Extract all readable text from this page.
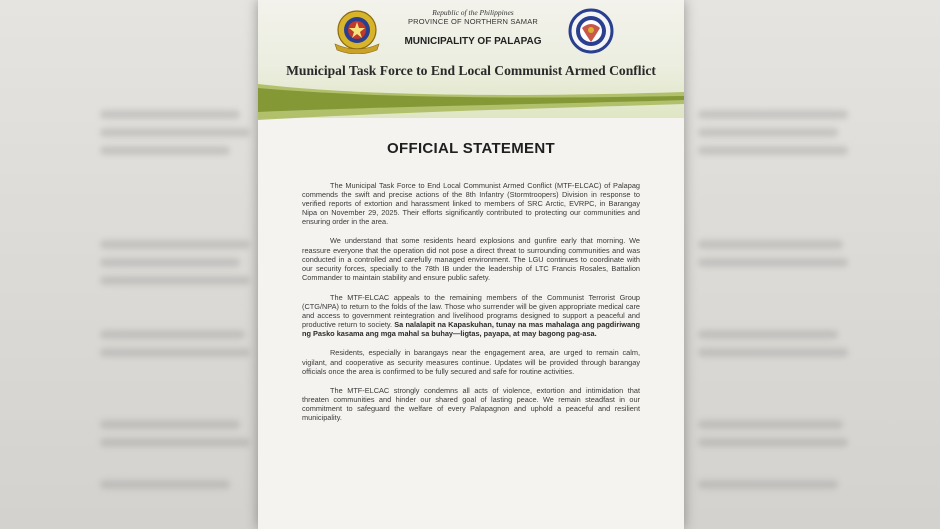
Republic of the Philippines
PROVINCE OF NORTHERN SAMAR
MUNICIPALITY OF PALAPAG
Municipal Task Force to End Local Communist Armed Conflict
OFFICIAL STATEMENT

The Municipal Task Force to End Local Communist Armed Conflict (MTF-ELCAC) of Palapag commends the swift and precise actions of the 8th Infantry (Stormtroopers) Division in response to verified reports of extortion and harassment linked to members of SRC Arctic, EVRPC, in Barangay Nipa on November 29, 2025. Their efforts significantly contributed to protecting our communities and ensuring order in the area.

We understand that some residents heard explosions and gunfire early that morning. We reassure everyone that the operation did not pose a direct threat to surrounding communities and was conducted in a controlled and carefully managed environment. The LGU continues to coordinate with our security forces, specially to the 78th IB under the leadership of LTC Francis Rosales, Battalion Commander to maintain stability and ensure public safety.

The MTF-ELCAC appeals to the remaining members of the Communist Terrorist Group (CTG/NPA) to return to the folds of the law. Those who surrender will be given appropriate medical care and access to government reintegration and livelihood programs designed to support a peaceful and productive return to society. Sa nalalapit na Kapaskuhan, tunay na mas mahalaga ang pagdiriwang ng Pasko kasama ang mga mahal sa buhay—ligtas, payapa, at may bagong pag-asa.

Residents, especially in barangays near the engagement area, are urged to remain calm, vigilant, and cooperative as security measures continue. Updates will be provided through barangay officials once the area is confirmed to be fully secured and safe for routine activities.

The MTF-ELCAC strongly condemns all acts of violence, extortion and intimidation that threaten communities and hinder our shared goal of lasting peace. We remain steadfast in our commitment to safeguard the welfare of every Palapagnon and uphold a peaceful and resilient municipality.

※ ※ ※

• [Task statement]
Look over the records above and copy each line that includes the string "Conflict".

• [Reply to the task]
Municipal Task Force to End Local Communist Armed Conflict
The Municipal Task Force to End Local Communist Armed Conflict (MTF-ELCAC) of Palapag commends the swift and precise actions of the 8th Infantry (Stormtroopers) Division in response to verified reports of extortion and harassment linked to members of SRC Arctic, EVRPC, in Barangay Nipa on November 29, 2025. Their efforts significantly contributed to protecting our communities and ensuring order in the area.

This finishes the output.